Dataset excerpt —

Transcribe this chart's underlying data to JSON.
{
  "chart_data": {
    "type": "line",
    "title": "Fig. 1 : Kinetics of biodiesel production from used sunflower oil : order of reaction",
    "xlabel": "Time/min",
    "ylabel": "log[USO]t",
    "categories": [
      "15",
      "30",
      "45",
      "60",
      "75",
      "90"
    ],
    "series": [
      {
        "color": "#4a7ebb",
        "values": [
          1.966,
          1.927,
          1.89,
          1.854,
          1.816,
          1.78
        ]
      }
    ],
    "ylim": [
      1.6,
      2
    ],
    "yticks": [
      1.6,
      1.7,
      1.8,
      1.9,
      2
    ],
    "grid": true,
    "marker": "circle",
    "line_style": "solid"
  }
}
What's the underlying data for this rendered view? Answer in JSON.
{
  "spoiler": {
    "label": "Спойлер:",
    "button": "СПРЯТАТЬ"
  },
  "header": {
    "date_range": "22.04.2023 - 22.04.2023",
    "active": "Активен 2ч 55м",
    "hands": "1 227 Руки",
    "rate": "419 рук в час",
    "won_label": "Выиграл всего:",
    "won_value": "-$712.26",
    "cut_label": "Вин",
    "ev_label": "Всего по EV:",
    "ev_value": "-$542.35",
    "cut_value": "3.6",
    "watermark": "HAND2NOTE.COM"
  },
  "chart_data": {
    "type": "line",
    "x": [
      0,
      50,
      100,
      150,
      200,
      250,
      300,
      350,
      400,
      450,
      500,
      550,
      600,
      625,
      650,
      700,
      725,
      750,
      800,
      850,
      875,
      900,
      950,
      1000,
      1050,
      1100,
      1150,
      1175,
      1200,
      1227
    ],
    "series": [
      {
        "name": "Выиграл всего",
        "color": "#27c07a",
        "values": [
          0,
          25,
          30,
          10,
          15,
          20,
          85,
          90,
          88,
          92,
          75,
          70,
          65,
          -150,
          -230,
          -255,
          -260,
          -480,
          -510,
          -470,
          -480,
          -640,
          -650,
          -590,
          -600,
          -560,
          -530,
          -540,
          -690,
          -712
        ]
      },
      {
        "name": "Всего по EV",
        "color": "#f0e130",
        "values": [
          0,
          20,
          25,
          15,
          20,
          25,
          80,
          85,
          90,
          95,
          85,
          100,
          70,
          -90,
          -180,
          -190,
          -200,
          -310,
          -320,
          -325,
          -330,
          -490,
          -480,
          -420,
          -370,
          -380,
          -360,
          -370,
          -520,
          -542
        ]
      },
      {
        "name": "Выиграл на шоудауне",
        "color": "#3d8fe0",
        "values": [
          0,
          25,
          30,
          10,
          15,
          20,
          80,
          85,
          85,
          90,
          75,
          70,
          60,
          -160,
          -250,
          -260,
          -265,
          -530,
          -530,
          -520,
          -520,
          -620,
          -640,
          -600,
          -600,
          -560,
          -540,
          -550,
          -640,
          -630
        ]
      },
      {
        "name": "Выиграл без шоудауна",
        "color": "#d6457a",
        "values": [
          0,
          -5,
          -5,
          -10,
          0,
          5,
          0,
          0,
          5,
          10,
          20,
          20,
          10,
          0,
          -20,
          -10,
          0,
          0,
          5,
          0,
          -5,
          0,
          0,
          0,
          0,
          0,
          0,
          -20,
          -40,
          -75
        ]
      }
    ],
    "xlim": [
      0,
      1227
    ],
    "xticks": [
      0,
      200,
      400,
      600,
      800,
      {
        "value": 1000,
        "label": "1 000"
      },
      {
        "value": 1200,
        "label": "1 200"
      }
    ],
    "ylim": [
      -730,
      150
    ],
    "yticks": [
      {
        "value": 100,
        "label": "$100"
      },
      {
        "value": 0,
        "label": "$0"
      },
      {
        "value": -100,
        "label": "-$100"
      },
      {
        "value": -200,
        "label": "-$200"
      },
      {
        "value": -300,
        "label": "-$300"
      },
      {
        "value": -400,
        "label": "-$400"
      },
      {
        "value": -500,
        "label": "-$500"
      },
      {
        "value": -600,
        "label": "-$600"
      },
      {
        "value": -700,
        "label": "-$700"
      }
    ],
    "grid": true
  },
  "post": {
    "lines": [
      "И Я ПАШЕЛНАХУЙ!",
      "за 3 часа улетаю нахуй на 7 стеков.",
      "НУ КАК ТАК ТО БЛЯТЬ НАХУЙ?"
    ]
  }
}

WHAT THIS TASK INVOLVES —
Every line of the data above should be reproduced word for word.

COMPLETE RESPONSE —
Transcribe this chart's underlying data to JSON.
{
  "chart_data": {
    "type": "line",
    "title": "Fig. 1 : Kinetics of biodiesel production from used sunflower oil : order of reaction",
    "xlabel": "Time/min",
    "ylabel": "log[USO]t",
    "categories": [
      "15",
      "30",
      "45",
      "60",
      "75",
      "90"
    ],
    "series": [
      {
        "color": "#4a7ebb",
        "values": [
          1.966,
          1.927,
          1.89,
          1.854,
          1.816,
          1.78
        ]
      }
    ],
    "ylim": [
      1.6,
      2
    ],
    "yticks": [
      1.6,
      1.7,
      1.8,
      1.9,
      2
    ],
    "grid": true,
    "marker": "circle",
    "line_style": "solid"
  }
}
What's the underlying data for this rendered view? Answer in JSON.
{
  "spoiler": {
    "label": "Спойлер:",
    "button": "СПРЯТАТЬ"
  },
  "header": {
    "date_range": "22.04.2023 - 22.04.2023",
    "active": "Активен 2ч 55м",
    "hands": "1 227 Руки",
    "rate": "419 рук в час",
    "won_label": "Выиграл всего:",
    "won_value": "-$712.26",
    "cut_label": "Вин",
    "ev_label": "Всего по EV:",
    "ev_value": "-$542.35",
    "cut_value": "3.6",
    "watermark": "HAND2NOTE.COM"
  },
  "chart_data": {
    "type": "line",
    "x": [
      0,
      50,
      100,
      150,
      200,
      250,
      300,
      350,
      400,
      450,
      500,
      550,
      600,
      625,
      650,
      700,
      725,
      750,
      800,
      850,
      875,
      900,
      950,
      1000,
      1050,
      1100,
      1150,
      1175,
      1200,
      1227
    ],
    "series": [
      {
        "name": "Выиграл всего",
        "color": "#27c07a",
        "values": [
          0,
          25,
          30,
          10,
          15,
          20,
          85,
          90,
          88,
          92,
          75,
          70,
          65,
          -150,
          -230,
          -255,
          -260,
          -480,
          -510,
          -470,
          -480,
          -640,
          -650,
          -590,
          -600,
          -560,
          -530,
          -540,
          -690,
          -712
        ]
      },
      {
        "name": "Всего по EV",
        "color": "#f0e130",
        "values": [
          0,
          20,
          25,
          15,
          20,
          25,
          80,
          85,
          90,
          95,
          85,
          100,
          70,
          -90,
          -180,
          -190,
          -200,
          -310,
          -320,
          -325,
          -330,
          -490,
          -480,
          -420,
          -370,
          -380,
          -360,
          -370,
          -520,
          -542
        ]
      },
      {
        "name": "Выиграл на шоудауне",
        "color": "#3d8fe0",
        "values": [
          0,
          25,
          30,
          10,
          15,
          20,
          80,
          85,
          85,
          90,
          75,
          70,
          60,
          -160,
          -250,
          -260,
          -265,
          -530,
          -530,
          -520,
          -520,
          -620,
          -640,
          -600,
          -600,
          -560,
          -540,
          -550,
          -640,
          -630
        ]
      },
      {
        "name": "Выиграл без шоудауна",
        "color": "#d6457a",
        "values": [
          0,
          -5,
          -5,
          -10,
          0,
          5,
          0,
          0,
          5,
          10,
          20,
          20,
          10,
          0,
          -20,
          -10,
          0,
          0,
          5,
          0,
          -5,
          0,
          0,
          0,
          0,
          0,
          0,
          -20,
          -40,
          -75
        ]
      }
    ],
    "xlim": [
      0,
      1227
    ],
    "xticks": [
      0,
      200,
      400,
      600,
      800,
      {
        "value": 1000,
        "label": "1 000"
      },
      {
        "value": 1200,
        "label": "1 200"
      }
    ],
    "ylim": [
      -730,
      150
    ],
    "yticks": [
      {
        "value": 100,
        "label": "$100"
      },
      {
        "value": 0,
        "label": "$0"
      },
      {
        "value": -100,
        "label": "-$100"
      },
      {
        "value": -200,
        "label": "-$200"
      },
      {
        "value": -300,
        "label": "-$300"
      },
      {
        "value": -400,
        "label": "-$400"
      },
      {
        "value": -500,
        "label": "-$500"
      },
      {
        "value": -600,
        "label": "-$600"
      },
      {
        "value": -700,
        "label": "-$700"
      }
    ],
    "grid": true
  },
  "post": {
    "lines": [
      "И Я ПАШЕЛНАХУЙ!",
      "за 3 часа улетаю нахуй на 7 стеков.",
      "НУ КАК ТАК ТО БЛЯТЬ НАХУЙ?"
    ]
  }
}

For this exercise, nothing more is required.